MATERIAL PROVIDED:
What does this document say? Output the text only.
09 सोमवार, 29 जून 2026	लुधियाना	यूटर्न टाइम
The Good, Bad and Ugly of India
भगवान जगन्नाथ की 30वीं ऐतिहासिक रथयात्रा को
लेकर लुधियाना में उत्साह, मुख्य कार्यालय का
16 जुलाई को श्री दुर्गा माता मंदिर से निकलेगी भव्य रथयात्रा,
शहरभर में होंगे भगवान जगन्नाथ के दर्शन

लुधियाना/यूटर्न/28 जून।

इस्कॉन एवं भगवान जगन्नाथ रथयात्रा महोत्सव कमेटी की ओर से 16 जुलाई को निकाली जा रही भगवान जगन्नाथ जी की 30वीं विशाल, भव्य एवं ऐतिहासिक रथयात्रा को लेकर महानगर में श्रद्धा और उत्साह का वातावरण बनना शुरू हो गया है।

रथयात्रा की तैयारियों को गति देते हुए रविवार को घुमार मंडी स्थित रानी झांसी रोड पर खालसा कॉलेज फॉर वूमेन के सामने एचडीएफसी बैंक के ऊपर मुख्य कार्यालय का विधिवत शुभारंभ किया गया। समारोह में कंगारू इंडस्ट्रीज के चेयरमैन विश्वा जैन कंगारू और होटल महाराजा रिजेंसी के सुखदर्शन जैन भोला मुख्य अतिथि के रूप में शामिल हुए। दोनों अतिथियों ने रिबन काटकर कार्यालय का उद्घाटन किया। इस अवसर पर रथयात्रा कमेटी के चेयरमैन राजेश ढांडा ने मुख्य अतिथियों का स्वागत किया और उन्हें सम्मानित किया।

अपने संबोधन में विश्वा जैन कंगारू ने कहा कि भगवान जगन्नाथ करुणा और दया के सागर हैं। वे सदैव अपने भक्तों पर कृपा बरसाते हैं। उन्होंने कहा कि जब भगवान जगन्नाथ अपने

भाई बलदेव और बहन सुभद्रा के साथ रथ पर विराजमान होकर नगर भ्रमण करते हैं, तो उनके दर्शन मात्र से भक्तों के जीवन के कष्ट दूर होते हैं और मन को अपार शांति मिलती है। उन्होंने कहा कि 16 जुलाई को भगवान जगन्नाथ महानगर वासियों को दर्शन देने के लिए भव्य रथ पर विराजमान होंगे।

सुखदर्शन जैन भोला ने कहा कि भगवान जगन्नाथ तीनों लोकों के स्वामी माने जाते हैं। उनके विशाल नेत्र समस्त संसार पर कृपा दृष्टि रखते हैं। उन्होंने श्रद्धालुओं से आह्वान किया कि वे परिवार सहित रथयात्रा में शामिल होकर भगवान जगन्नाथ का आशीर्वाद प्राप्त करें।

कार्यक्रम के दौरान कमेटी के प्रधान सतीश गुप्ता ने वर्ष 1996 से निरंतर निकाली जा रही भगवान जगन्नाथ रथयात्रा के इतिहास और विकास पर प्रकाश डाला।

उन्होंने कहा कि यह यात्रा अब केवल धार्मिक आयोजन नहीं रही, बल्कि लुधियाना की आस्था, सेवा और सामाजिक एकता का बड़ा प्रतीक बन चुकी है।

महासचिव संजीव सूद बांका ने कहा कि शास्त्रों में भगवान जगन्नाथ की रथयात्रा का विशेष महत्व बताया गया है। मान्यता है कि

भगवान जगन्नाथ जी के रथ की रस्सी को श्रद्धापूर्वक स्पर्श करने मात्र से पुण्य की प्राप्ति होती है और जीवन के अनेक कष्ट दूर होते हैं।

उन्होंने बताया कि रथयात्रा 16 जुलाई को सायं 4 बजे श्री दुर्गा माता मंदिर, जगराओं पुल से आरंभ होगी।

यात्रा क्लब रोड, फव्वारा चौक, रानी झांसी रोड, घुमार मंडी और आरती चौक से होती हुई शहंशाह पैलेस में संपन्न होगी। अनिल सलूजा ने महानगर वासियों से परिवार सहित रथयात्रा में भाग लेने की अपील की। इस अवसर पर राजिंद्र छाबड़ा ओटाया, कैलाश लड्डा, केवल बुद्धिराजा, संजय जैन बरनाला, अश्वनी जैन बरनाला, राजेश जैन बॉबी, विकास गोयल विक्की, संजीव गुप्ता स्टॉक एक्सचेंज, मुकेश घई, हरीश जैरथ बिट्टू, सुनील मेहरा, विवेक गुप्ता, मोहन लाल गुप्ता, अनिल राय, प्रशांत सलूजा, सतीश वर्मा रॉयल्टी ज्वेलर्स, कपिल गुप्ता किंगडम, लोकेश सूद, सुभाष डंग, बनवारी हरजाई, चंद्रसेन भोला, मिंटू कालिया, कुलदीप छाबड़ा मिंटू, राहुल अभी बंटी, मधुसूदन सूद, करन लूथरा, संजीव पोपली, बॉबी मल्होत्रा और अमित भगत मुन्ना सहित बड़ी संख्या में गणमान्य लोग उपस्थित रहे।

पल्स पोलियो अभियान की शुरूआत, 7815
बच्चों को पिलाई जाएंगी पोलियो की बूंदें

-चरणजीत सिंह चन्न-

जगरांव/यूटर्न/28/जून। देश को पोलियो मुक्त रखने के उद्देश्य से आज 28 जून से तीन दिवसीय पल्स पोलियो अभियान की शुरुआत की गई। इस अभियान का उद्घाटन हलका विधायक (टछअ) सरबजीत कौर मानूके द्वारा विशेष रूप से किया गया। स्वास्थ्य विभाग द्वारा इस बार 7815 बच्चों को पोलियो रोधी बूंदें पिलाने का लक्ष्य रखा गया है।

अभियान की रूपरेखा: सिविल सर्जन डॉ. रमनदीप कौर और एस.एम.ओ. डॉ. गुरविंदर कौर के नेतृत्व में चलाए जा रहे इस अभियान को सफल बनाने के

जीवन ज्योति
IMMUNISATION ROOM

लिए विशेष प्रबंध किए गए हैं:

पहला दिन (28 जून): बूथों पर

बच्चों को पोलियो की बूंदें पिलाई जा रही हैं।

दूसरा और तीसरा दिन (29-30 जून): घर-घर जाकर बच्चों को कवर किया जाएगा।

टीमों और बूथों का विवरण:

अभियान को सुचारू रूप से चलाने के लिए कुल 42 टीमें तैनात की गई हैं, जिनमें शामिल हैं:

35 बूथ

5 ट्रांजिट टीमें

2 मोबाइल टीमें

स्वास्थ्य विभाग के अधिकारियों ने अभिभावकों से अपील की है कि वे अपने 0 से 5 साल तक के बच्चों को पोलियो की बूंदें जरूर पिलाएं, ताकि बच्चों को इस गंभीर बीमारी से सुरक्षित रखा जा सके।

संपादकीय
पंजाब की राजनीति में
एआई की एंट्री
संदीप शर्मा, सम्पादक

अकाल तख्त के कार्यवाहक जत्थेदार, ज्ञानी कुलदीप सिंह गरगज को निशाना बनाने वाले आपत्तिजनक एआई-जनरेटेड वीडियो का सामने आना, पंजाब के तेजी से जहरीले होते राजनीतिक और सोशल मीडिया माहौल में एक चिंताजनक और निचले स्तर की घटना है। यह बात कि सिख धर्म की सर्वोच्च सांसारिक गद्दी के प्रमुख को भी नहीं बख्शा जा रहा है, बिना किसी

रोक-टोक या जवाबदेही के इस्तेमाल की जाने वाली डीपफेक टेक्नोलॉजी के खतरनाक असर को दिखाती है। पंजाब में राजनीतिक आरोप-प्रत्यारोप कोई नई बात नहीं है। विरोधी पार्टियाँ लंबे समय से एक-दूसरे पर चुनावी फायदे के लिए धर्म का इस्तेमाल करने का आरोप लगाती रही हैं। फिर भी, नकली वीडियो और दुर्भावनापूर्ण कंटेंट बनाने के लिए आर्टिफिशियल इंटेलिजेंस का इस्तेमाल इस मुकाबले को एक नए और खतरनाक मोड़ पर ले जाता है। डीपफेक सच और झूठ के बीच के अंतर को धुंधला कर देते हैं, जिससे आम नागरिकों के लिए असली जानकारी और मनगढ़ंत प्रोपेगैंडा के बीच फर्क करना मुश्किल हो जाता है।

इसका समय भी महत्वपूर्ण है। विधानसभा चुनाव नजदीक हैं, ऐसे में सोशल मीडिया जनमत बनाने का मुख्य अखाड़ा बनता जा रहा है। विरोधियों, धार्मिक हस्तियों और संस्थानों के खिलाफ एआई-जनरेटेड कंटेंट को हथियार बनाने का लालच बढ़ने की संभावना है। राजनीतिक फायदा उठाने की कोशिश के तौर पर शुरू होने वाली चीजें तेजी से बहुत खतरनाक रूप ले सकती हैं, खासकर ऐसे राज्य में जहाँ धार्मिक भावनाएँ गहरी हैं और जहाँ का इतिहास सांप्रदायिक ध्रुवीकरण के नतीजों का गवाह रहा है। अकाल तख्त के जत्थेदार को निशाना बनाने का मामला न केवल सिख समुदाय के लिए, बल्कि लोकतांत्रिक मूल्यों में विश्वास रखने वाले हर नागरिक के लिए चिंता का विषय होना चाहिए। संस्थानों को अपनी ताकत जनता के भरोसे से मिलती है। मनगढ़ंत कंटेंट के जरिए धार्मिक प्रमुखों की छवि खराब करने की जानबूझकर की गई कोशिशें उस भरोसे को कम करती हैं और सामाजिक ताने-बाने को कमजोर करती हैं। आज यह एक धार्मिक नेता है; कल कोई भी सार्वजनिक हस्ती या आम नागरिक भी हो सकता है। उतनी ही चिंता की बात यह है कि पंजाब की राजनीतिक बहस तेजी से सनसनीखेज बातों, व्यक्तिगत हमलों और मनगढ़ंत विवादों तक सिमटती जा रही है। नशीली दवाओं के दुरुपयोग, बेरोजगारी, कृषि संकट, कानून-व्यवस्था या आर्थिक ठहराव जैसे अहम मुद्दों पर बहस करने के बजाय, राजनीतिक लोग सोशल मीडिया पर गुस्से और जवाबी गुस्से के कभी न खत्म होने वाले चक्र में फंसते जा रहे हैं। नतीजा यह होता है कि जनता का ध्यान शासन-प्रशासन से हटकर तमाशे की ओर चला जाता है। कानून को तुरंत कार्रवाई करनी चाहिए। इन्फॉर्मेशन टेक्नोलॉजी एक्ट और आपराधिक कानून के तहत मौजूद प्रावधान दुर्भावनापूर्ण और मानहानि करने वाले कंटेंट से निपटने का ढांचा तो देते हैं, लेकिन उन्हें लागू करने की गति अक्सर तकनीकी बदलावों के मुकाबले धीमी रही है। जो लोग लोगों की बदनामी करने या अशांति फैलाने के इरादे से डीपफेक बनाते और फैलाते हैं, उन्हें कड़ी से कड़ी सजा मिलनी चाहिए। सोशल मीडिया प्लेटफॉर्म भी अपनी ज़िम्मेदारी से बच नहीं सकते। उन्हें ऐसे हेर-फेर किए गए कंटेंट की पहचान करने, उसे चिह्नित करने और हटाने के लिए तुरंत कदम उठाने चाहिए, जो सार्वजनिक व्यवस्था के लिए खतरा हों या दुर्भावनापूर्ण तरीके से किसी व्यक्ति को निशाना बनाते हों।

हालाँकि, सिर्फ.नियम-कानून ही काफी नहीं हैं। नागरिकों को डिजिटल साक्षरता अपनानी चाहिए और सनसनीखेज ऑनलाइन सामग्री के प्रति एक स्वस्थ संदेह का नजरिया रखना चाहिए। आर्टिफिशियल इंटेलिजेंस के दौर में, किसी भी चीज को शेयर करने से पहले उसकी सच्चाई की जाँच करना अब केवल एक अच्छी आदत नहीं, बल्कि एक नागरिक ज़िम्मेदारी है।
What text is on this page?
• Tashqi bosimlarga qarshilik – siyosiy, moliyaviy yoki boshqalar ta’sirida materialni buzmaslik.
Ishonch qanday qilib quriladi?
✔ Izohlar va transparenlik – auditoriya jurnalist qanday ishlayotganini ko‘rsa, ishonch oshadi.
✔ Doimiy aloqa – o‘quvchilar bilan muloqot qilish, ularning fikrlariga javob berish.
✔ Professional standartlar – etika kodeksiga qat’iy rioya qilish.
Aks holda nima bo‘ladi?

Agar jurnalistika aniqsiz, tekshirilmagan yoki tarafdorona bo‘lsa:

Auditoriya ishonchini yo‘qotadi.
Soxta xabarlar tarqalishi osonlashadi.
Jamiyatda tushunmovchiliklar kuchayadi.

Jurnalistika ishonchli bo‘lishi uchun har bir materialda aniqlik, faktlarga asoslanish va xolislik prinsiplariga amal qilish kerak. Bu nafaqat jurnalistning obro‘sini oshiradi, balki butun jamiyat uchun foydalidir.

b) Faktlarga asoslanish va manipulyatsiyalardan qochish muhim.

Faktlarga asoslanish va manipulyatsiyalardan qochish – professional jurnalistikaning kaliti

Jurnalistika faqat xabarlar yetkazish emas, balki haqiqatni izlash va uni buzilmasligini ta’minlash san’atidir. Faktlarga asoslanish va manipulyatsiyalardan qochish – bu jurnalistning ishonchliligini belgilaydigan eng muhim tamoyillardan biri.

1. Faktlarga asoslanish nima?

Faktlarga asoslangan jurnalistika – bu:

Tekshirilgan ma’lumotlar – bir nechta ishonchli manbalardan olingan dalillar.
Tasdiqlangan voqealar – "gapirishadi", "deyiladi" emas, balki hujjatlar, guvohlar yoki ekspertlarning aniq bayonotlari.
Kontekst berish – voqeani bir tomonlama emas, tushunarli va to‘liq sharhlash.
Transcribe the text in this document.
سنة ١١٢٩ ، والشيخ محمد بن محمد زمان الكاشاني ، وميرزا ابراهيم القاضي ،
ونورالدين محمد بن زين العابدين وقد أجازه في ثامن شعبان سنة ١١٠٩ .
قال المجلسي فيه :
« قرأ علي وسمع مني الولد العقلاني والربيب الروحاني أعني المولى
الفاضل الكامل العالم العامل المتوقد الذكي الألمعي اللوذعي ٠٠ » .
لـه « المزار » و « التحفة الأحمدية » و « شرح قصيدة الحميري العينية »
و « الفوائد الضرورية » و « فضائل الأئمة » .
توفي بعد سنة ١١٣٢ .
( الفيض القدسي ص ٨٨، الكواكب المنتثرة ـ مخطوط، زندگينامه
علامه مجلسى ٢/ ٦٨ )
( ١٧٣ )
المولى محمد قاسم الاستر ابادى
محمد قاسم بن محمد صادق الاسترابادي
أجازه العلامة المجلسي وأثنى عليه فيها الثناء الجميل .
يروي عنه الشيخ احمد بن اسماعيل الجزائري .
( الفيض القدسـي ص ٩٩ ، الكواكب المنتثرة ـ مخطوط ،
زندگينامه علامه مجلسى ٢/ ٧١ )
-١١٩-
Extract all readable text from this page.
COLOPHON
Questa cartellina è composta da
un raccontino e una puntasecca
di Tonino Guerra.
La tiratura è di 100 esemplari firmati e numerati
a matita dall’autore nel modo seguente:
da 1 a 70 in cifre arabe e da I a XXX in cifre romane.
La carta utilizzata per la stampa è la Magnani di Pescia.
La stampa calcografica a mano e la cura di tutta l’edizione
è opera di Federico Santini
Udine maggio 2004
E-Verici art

REQUIREMENT: Write out the lines above from the one containing "Transcribe the text in this document." through the last, exactly as they are.

OUTPUT FOR THIS EXERCISE:
Transcribe the text in this document.
سنة ١١٢٩ ، والشيخ محمد بن محمد زمان الكاشاني ، وميرزا ابراهيم القاضي ،
ونورالدين محمد بن زين العابدين وقد أجازه في ثامن شعبان سنة ١١٠٩ .
قال المجلسي فيه :
« قرأ علي وسمع مني الولد العقلاني والربيب الروحاني أعني المولى
الفاضل الكامل العالم العامل المتوقد الذكي الألمعي اللوذعي ٠٠ » .
لـه « المزار » و « التحفة الأحمدية » و « شرح قصيدة الحميري العينية »
و « الفوائد الضرورية » و « فضائل الأئمة » .
توفي بعد سنة ١١٣٢ .
( الفيض القدسي ص ٨٨، الكواكب المنتثرة ـ مخطوط، زندگينامه
علامه مجلسى ٢/ ٦٨ )
( ١٧٣ )
المولى محمد قاسم الاستر ابادى
محمد قاسم بن محمد صادق الاسترابادي
أجازه العلامة المجلسي وأثنى عليه فيها الثناء الجميل .
يروي عنه الشيخ احمد بن اسماعيل الجزائري .
( الفيض القدسـي ص ٩٩ ، الكواكب المنتثرة ـ مخطوط ،
زندگينامه علامه مجلسى ٢/ ٧١ )
-١١٩-
Extract all readable text from this page.
COLOPHON
Questa cartellina è composta da
un raccontino e una puntasecca
di Tonino Guerra.
La tiratura è di 100 esemplari firmati e numerati
a matita dall’autore nel modo seguente:
da 1 a 70 in cifre arabe e da I a XXX in cifre romane.
La carta utilizzata per la stampa è la Magnani di Pescia.
La stampa calcografica a mano e la cura di tutta l’edizione
è opera di Federico Santini
Udine maggio 2004
E-Verici art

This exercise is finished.